Set problem | Go through the entries below and copy each line containing the word "this".

Data records |
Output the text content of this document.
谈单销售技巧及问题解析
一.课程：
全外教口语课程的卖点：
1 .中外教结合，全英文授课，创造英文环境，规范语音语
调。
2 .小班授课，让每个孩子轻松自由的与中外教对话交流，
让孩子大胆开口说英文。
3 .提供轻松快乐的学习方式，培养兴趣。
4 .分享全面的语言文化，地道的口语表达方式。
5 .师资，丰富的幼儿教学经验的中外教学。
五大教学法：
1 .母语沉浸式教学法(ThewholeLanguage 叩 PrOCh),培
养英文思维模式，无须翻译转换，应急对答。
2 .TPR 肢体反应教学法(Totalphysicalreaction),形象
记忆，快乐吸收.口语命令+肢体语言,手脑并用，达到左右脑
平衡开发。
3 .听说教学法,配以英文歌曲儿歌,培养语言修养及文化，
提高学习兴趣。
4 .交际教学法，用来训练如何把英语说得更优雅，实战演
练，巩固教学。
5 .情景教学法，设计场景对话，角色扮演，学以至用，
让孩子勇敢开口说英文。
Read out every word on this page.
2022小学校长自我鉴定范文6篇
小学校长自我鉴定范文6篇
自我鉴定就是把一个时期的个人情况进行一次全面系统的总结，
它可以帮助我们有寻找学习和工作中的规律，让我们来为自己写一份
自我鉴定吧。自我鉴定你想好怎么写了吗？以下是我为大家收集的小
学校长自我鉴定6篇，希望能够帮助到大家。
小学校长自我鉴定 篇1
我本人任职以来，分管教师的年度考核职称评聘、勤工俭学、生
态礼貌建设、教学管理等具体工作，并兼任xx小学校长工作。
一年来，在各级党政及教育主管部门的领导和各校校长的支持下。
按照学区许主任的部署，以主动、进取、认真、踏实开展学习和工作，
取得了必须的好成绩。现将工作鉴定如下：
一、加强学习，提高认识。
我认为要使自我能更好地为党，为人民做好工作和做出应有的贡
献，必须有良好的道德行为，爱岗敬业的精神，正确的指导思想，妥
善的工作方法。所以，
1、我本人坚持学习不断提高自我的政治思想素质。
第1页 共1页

Output |
Output the text content of this document.
Read out every word on this page.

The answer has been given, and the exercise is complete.